Data entries:

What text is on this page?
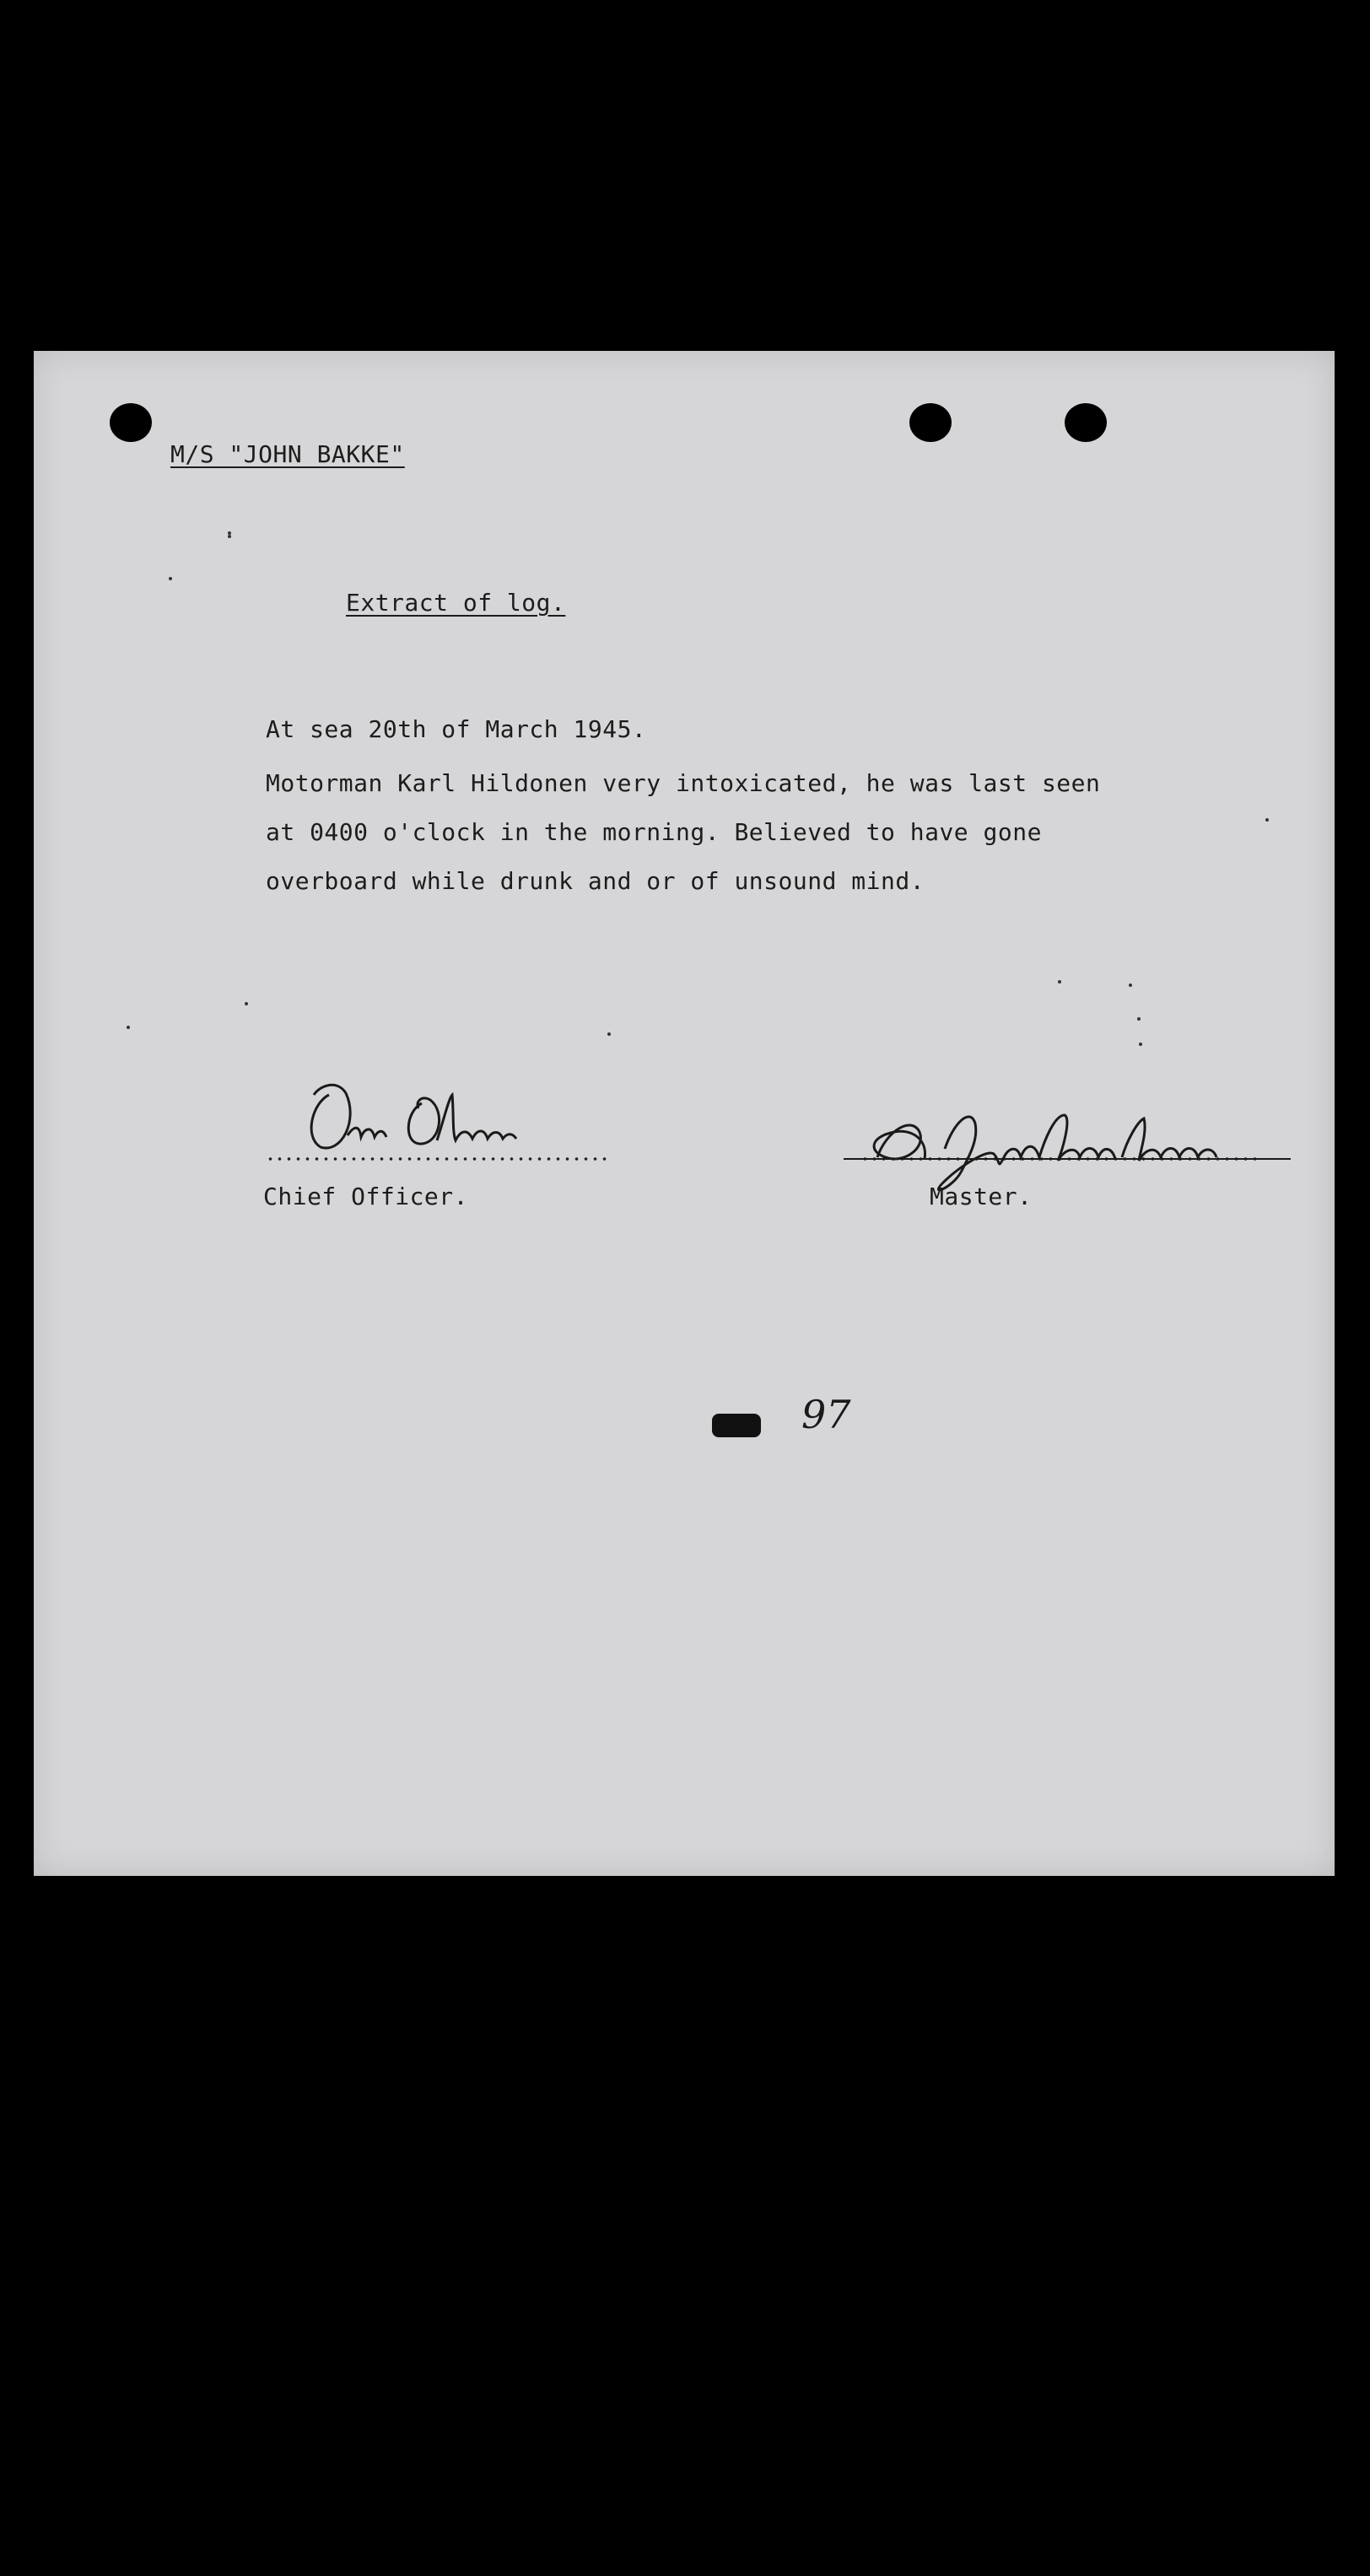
M/S "JOHN BAKKE"
Extract of log.
At sea 20th of March 1945.
Motorman Karl Hildonen very intoxicated, he was last seen
at 0400 o'clock in the morning. Believed to have gone
overboard while drunk and or of unsound mind.
Chief Officer.	Master.
97
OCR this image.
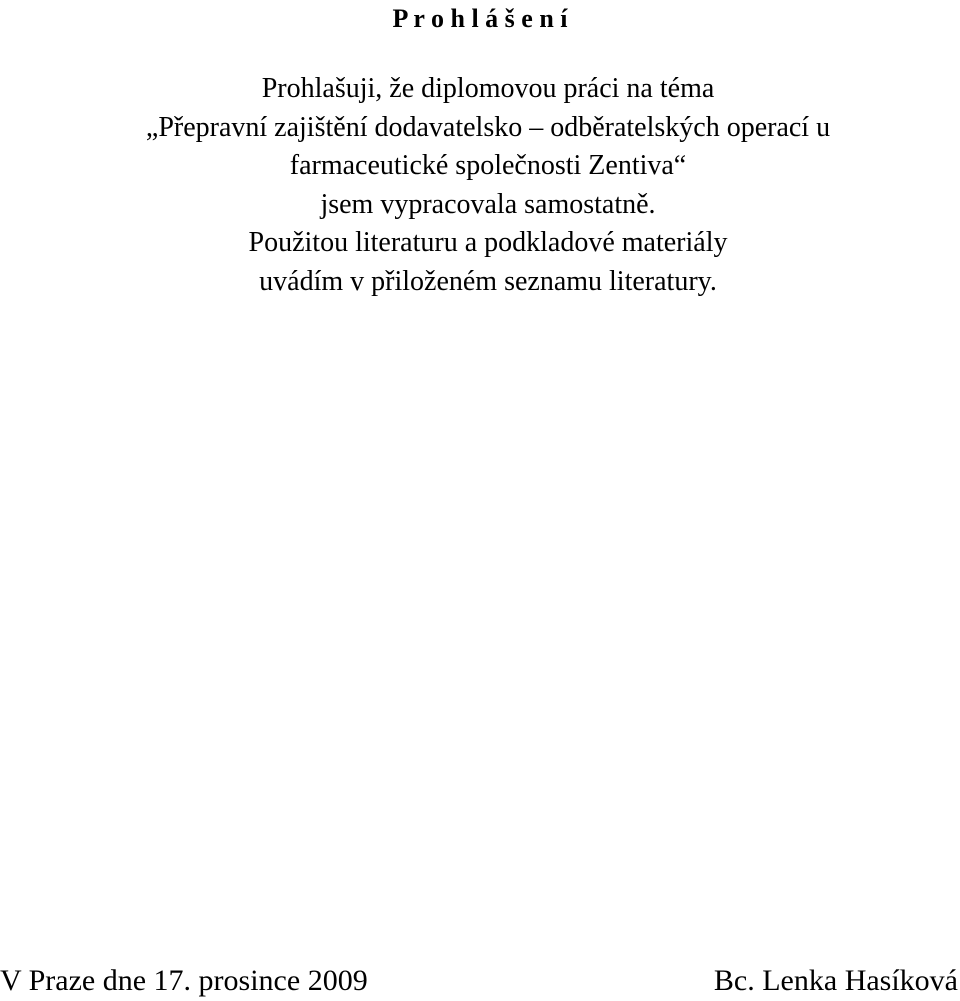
P r o h l á š e n í
Prohlašuji, že diplomovou práci na téma
„Přepravní zajištění dodavatelsko – odběratelských operací u
farmaceutické společnosti Zentiva“
jsem vypracovala samostatně.
Použitou literaturu a podkladové materiály
uvádím v přiloženém seznamu literatury.
V Praze dne 17. prosince 2009	Bc. Lenka Hasíková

What this task involves:
Repeat the listing in full and exactly. Leave any pictures out.

Problem solution:
What text is on this page?
M/S "JOHN BAKKE"
Extract of log.
At sea 20th of March 1945.
Motorman Karl Hildonen very intoxicated, he was last seen
at 0400 o'clock in the morning. Believed to have gone
overboard while drunk and or of unsound mind.
Chief Officer.	Master.
97
OCR this image.
P r o h l á š e n í
Prohlašuji, že diplomovou práci na téma
„Přepravní zajištění dodavatelsko – odběratelských operací u
farmaceutické společnosti Zentiva“
jsem vypracovala samostatně.
Použitou literaturu a podkladové materiály
uvádím v přiloženém seznamu literatury.
V Praze dne 17. prosince 2009	Bc. Lenka Hasíková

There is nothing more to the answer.